▶ **Problem requirements**
Show only lines that include "снежного".

▶ **Dataset extract**
^^^^^^^^

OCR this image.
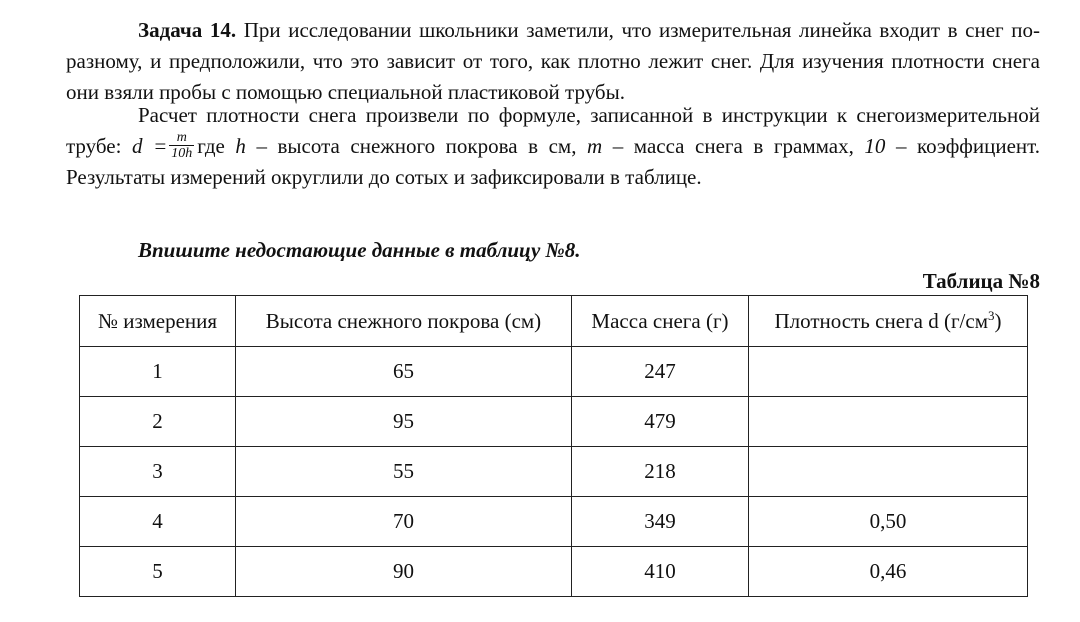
Задача 14. При исследовании школьники заметили, что измерительная линейка входит в снег по-разному, и предположили, что это зависит от того, как плотно лежит снег. Для изучения плотности снега они взяли пробы с помощью специальной пластиковой трубы.

Расчет плотности снега произвели по формуле, записанной в инструкции к снегоизмерительной трубе: $d = \frac{m}{10h}$ где h – высота снежного покрова в см, m – масса снега в граммах, 10 – коэффициент. Результаты измерений округлили до сотых и зафиксировали в таблице.

Впишите недостающие данные в таблицу №8.

Таблица №8

№ измерения	Высота снежного покрова (см)	Масса снега (г)	Плотность снега d $(г/см^3)$
1	65	247	
2	95	479	
3	55	218	
4	70	349	0,50
5	90	410	0,46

^^^^^^^^

▶ **Answer in full**
Расчет плотности снега произвели по формуле, записанной в инструкции к снегоизмерительной трубе: $d = \frac{m}{10h}$ где h – высота снежного покрова в см, m – масса снега в граммах, 10 – коэффициент. Результаты измерений округлили до сотых и зафиксировали в таблице.
№ измерения	Высота снежного покрова (см)	Масса снега (г)	Плотность снега d $(г/см^3)$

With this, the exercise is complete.